• TASK TO CARRY OUT
Update the material from its first line through the line containing "cone-body (359, 555, 437, 590)", inclusive, so that "value-label" is replaced by "data-label" and nothing else changes.

• MATERIAL FOR THIS EXERCISE
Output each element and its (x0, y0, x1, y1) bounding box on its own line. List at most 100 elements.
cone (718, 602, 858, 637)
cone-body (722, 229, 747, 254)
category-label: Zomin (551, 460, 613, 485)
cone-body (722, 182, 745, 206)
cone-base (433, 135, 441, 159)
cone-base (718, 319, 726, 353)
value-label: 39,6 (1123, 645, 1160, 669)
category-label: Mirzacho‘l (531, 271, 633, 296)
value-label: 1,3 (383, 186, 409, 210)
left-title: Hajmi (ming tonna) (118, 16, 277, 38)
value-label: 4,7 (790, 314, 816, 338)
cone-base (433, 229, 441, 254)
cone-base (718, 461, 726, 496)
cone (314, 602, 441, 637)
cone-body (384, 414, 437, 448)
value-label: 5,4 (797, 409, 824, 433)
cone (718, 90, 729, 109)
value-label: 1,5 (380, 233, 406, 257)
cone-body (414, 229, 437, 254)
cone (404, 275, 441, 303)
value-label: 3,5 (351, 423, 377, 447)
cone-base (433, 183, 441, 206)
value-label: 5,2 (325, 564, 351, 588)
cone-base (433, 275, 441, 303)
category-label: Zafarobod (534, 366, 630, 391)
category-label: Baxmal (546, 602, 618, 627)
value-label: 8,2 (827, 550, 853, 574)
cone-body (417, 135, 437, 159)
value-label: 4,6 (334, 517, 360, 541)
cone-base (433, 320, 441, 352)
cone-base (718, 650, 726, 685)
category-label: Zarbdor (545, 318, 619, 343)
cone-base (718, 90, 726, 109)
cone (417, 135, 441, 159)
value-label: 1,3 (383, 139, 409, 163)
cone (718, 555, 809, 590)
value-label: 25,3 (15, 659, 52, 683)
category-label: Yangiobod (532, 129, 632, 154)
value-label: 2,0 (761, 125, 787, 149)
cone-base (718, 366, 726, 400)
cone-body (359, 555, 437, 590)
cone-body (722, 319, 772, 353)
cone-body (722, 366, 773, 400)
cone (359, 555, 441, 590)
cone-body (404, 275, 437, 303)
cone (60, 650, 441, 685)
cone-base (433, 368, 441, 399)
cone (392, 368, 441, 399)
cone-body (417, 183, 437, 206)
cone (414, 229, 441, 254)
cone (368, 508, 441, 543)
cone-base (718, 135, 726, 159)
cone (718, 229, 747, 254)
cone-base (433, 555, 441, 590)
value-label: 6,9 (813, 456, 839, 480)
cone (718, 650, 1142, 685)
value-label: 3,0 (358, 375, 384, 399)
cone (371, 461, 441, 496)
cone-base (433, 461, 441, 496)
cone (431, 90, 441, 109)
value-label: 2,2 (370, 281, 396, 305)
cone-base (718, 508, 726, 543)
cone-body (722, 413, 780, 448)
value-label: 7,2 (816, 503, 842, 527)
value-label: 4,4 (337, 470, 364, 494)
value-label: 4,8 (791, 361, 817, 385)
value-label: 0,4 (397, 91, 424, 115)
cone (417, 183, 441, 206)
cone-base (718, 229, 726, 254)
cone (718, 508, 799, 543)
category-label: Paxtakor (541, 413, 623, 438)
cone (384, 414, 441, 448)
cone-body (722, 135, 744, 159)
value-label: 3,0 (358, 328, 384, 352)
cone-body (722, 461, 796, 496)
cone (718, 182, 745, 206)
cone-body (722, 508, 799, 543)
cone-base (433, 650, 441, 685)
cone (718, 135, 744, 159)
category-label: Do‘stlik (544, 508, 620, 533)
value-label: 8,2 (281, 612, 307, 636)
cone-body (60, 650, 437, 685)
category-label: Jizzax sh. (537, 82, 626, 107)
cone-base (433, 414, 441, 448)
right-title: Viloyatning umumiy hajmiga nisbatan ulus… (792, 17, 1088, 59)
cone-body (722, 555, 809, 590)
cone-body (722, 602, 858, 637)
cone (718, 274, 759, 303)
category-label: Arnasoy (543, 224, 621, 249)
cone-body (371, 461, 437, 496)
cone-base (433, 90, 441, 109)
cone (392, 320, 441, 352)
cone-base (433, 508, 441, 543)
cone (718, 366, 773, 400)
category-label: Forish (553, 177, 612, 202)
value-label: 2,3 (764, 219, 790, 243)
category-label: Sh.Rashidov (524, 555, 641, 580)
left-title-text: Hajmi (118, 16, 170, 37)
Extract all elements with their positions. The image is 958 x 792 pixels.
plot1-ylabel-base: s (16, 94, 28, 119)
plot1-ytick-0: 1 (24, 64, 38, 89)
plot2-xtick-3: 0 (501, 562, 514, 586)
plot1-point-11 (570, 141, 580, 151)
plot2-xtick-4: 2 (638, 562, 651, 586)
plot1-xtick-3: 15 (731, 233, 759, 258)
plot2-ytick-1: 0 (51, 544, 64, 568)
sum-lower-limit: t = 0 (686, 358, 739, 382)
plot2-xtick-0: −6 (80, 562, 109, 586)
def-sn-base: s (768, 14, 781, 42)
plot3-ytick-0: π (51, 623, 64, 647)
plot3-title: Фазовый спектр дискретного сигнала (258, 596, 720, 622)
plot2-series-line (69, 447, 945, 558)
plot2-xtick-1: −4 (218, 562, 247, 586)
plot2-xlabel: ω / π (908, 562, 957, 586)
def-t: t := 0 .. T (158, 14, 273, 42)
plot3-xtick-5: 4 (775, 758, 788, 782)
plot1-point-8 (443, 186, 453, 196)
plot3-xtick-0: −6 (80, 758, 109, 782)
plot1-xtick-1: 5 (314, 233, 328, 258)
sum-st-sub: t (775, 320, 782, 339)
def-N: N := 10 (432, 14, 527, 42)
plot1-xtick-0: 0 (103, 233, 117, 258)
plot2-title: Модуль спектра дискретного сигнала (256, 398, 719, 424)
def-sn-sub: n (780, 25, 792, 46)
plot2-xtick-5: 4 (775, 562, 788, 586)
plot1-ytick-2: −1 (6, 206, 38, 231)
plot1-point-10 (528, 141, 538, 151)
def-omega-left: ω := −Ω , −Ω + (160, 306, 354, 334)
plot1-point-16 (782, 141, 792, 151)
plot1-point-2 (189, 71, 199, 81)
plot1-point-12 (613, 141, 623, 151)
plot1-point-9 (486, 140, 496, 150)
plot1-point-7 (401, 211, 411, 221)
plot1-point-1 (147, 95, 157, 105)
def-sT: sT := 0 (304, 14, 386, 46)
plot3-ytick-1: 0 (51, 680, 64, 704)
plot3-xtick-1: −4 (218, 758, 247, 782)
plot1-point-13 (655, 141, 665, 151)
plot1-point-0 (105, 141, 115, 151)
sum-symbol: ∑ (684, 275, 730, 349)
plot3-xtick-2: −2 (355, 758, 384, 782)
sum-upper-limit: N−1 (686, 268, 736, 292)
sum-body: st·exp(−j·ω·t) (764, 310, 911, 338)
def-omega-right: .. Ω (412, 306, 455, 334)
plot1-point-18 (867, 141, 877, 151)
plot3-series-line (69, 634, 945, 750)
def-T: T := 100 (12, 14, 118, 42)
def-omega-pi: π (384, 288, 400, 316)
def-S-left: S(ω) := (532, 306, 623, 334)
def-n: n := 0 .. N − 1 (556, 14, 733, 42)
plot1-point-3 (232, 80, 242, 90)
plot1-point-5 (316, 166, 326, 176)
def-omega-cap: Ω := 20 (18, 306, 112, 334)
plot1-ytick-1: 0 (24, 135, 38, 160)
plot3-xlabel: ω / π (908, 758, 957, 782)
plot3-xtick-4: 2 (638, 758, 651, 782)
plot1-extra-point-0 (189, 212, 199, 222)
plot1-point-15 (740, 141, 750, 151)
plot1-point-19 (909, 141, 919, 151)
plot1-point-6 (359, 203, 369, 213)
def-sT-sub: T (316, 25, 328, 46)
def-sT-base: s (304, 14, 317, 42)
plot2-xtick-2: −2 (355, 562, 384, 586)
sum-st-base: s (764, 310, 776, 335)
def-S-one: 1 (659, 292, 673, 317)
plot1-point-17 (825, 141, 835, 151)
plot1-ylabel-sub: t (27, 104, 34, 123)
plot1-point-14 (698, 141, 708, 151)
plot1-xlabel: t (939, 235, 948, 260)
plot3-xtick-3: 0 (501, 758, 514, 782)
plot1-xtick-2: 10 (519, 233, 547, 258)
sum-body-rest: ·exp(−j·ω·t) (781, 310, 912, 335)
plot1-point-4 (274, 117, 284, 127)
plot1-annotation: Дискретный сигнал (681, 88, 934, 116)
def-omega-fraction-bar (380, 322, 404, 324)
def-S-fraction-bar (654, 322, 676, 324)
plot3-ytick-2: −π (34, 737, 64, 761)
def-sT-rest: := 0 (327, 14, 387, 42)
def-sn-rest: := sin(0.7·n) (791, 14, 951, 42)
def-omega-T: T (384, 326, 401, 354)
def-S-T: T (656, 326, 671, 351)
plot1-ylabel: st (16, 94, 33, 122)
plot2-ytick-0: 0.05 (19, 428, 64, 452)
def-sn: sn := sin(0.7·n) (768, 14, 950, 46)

• EXERCISE RESULT
Output each element and its (x0, y0, x1, y1) bounding box on its own line. List at most 100 elements.
cone (718, 602, 858, 637)
cone-body (722, 229, 747, 254)
category-label: Zomin (551, 460, 613, 485)
cone-body (722, 182, 745, 206)
cone-base (433, 135, 441, 159)
cone-base (718, 319, 726, 353)
data-label: 39,6 (1123, 645, 1160, 669)
category-label: Mirzacho‘l (531, 271, 633, 296)
data-label: 1,3 (383, 186, 409, 210)
left-title: Hajmi (ming tonna) (118, 16, 277, 38)
data-label: 4,7 (790, 314, 816, 338)
cone-base (433, 229, 441, 254)
cone-base (718, 461, 726, 496)
cone (314, 602, 441, 637)
cone-body (384, 414, 437, 448)
data-label: 5,4 (797, 409, 824, 433)
cone (718, 90, 729, 109)
data-label: 1,5 (380, 233, 406, 257)
cone-body (414, 229, 437, 254)
cone (404, 275, 441, 303)
data-label: 3,5 (351, 423, 377, 447)
cone-base (433, 183, 441, 206)
data-label: 5,2 (325, 564, 351, 588)
cone-base (433, 275, 441, 303)
category-label: Zafarobod (534, 366, 630, 391)
category-label: Baxmal (546, 602, 618, 627)
data-label: 8,2 (827, 550, 853, 574)
cone-body (417, 135, 437, 159)
data-label: 4,6 (334, 517, 360, 541)
cone-base (433, 320, 441, 352)
cone-base (718, 650, 726, 685)
category-label: Zarbdor (545, 318, 619, 343)
cone-base (718, 90, 726, 109)
cone (417, 135, 441, 159)
data-label: 1,3 (383, 139, 409, 163)
cone (718, 555, 809, 590)
data-label: 25,3 (15, 659, 52, 683)
category-label: Yangiobod (532, 129, 632, 154)
data-label: 2,0 (761, 125, 787, 149)
cone-base (718, 366, 726, 400)
cone-body (359, 555, 437, 590)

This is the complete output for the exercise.